**Given exercise:**
Return the full material exactly.
◆ ◆ ◆ ◆
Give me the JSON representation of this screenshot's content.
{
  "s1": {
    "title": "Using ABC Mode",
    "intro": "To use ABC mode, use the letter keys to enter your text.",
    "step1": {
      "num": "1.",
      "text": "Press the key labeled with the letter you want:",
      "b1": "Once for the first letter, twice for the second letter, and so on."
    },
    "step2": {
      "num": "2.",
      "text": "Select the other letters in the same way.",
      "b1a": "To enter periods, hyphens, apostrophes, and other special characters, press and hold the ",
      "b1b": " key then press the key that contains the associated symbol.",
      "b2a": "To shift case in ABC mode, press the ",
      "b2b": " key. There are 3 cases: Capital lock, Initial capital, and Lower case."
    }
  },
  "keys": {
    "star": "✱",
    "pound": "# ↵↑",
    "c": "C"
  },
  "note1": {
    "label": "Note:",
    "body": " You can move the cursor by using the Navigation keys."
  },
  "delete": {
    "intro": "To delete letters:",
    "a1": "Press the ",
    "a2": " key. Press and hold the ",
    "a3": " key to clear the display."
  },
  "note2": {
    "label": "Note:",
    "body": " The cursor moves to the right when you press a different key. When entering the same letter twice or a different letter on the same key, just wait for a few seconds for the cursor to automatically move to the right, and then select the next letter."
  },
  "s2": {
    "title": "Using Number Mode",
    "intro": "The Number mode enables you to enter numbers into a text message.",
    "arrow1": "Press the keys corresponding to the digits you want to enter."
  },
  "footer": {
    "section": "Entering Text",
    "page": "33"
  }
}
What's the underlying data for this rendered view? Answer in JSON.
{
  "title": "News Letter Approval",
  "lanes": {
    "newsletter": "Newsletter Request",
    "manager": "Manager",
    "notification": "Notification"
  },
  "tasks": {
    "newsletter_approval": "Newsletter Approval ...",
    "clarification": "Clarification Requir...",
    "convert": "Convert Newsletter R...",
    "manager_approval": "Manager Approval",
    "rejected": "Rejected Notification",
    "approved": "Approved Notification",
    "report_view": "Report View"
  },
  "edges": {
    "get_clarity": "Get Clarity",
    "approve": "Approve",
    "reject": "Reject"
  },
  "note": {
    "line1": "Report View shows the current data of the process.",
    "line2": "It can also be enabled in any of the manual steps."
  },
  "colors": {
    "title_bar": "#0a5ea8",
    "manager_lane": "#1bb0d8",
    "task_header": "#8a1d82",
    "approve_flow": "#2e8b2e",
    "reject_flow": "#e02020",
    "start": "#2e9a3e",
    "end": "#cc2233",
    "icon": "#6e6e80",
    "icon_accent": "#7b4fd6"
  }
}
◆ ◆ ◆ ◆
**Final answer:**
Give me the JSON representation of this screenshot's content.
{
  "s1": {
    "title": "Using ABC Mode",
    "intro": "To use ABC mode, use the letter keys to enter your text.",
    "step1": {
      "num": "1.",
      "text": "Press the key labeled with the letter you want:",
      "b1": "Once for the first letter, twice for the second letter, and so on."
    },
    "step2": {
      "num": "2.",
      "text": "Select the other letters in the same way.",
      "b1a": "To enter periods, hyphens, apostrophes, and other special characters, press and hold the ",
      "b1b": " key then press the key that contains the associated symbol.",
      "b2a": "To shift case in ABC mode, press the ",
      "b2b": " key. There are 3 cases: Capital lock, Initial capital, and Lower case."
    }
  },
  "keys": {
    "star": "✱",
    "pound": "# ↵↑",
    "c": "C"
  },
  "note1": {
    "label": "Note:",
    "body": " You can move the cursor by using the Navigation keys."
  },
  "delete": {
    "intro": "To delete letters:",
    "a1": "Press the ",
    "a2": " key. Press and hold the ",
    "a3": " key to clear the display."
  },
  "note2": {
    "label": "Note:",
    "body": " The cursor moves to the right when you press a different key. When entering the same letter twice or a different letter on the same key, just wait for a few seconds for the cursor to automatically move to the right, and then select the next letter."
  },
  "s2": {
    "title": "Using Number Mode",
    "intro": "The Number mode enables you to enter numbers into a text message.",
    "arrow1": "Press the keys corresponding to the digits you want to enter."
  },
  "footer": {
    "section": "Entering Text",
    "page": "33"
  }
}
What's the underlying data for this rendered view? Answer in JSON.
{
  "title": "News Letter Approval",
  "lanes": {
    "newsletter": "Newsletter Request",
    "manager": "Manager",
    "notification": "Notification"
  },
  "tasks": {
    "newsletter_approval": "Newsletter Approval ...",
    "clarification": "Clarification Requir...",
    "convert": "Convert Newsletter R...",
    "manager_approval": "Manager Approval",
    "rejected": "Rejected Notification",
    "approved": "Approved Notification",
    "report_view": "Report View"
  },
  "edges": {
    "get_clarity": "Get Clarity",
    "approve": "Approve",
    "reject": "Reject"
  },
  "note": {
    "line1": "Report View shows the current data of the process.",
    "line2": "It can also be enabled in any of the manual steps."
  },
  "colors": {
    "title_bar": "#0a5ea8",
    "manager_lane": "#1bb0d8",
    "task_header": "#8a1d82",
    "approve_flow": "#2e8b2e",
    "reject_flow": "#e02020",
    "start": "#2e9a3e",
    "end": "#cc2233",
    "icon": "#6e6e80",
    "icon_accent": "#7b4fd6"
  }
}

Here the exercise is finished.